Figure contents as structured data.
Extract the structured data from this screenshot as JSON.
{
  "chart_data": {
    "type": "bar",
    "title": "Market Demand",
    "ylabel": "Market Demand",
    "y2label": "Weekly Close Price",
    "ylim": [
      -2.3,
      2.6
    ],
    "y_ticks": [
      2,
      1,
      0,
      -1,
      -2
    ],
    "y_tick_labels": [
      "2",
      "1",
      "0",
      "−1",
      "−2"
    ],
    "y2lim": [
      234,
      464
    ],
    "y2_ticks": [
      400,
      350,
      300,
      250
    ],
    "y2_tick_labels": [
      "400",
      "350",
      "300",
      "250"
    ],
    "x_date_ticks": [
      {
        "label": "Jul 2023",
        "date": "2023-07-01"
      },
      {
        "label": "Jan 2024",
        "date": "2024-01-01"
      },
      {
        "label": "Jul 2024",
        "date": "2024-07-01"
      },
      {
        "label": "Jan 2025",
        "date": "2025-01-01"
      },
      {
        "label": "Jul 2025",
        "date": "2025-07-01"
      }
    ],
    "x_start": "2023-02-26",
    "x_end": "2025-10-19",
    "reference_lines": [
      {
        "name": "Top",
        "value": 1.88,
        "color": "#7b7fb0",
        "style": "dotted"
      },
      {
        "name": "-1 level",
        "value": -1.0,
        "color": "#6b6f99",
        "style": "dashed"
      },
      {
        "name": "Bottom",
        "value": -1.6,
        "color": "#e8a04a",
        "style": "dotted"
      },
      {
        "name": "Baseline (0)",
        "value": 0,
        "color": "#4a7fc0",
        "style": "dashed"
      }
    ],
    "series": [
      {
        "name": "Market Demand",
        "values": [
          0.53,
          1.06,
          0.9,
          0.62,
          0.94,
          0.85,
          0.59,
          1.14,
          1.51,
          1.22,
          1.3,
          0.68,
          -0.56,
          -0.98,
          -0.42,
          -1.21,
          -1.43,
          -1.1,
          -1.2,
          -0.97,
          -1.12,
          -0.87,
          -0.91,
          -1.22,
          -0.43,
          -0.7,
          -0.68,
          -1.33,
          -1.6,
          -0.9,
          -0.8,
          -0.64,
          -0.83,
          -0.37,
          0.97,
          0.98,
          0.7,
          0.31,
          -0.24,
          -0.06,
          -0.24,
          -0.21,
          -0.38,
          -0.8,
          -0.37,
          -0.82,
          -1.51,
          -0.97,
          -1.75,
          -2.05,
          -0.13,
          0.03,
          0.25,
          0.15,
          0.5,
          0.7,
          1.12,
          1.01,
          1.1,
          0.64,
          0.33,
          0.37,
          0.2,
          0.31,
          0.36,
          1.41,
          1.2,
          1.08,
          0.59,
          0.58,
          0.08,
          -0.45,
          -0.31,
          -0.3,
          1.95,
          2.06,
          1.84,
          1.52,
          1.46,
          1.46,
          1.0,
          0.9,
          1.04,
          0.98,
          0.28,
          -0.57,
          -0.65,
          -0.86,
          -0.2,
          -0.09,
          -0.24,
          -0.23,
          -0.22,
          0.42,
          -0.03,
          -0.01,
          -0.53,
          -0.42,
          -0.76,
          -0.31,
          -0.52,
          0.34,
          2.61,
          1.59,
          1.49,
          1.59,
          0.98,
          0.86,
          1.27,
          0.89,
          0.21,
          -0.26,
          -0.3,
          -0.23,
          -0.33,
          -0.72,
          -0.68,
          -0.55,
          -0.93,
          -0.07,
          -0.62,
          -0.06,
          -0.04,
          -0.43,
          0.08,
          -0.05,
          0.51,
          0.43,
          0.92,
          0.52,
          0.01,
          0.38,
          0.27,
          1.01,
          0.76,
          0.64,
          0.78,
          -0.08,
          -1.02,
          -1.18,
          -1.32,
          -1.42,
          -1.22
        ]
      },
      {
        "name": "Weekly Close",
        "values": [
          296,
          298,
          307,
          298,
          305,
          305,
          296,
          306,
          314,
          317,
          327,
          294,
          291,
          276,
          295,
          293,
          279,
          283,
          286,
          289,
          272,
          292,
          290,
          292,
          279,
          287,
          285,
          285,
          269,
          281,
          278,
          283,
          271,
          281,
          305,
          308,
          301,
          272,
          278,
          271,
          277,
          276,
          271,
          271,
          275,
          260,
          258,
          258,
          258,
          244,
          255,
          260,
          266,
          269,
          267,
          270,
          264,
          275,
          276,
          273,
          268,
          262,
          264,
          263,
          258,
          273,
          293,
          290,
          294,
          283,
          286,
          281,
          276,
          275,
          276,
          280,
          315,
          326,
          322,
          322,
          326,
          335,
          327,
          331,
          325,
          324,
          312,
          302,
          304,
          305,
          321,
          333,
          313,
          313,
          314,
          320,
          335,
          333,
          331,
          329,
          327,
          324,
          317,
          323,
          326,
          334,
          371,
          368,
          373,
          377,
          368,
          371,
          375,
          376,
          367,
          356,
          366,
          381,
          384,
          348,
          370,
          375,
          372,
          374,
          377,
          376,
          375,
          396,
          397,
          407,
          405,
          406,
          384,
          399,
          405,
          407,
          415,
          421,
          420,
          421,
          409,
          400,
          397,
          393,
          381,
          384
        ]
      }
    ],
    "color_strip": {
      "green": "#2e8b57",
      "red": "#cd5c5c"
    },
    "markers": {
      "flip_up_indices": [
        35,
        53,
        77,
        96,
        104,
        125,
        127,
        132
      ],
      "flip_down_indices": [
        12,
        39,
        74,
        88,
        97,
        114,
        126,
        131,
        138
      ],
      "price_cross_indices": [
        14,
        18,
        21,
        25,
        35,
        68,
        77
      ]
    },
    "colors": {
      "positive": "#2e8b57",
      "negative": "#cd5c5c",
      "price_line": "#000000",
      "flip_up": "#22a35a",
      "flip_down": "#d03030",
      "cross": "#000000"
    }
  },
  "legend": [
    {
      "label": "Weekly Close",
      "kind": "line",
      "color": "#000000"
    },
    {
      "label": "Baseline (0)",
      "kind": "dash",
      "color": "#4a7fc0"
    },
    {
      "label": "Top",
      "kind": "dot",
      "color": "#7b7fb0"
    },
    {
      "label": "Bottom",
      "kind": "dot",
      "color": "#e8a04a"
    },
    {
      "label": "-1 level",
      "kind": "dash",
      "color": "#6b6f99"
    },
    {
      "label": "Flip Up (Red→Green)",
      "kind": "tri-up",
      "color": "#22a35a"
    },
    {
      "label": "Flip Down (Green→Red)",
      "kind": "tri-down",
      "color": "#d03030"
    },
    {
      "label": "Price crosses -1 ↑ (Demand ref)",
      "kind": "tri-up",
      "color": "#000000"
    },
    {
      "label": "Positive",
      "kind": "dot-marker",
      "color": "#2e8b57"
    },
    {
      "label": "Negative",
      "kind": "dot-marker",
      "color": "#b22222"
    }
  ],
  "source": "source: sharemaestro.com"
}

EXERCISE BRIEF.
Using the records above, pull out each line where the word "Close" occurs.

OUTPUT FOR THIS TASK.
    "y2label": "Weekly Close Price",
        "name": "Weekly Close",
      "label": "Weekly Close",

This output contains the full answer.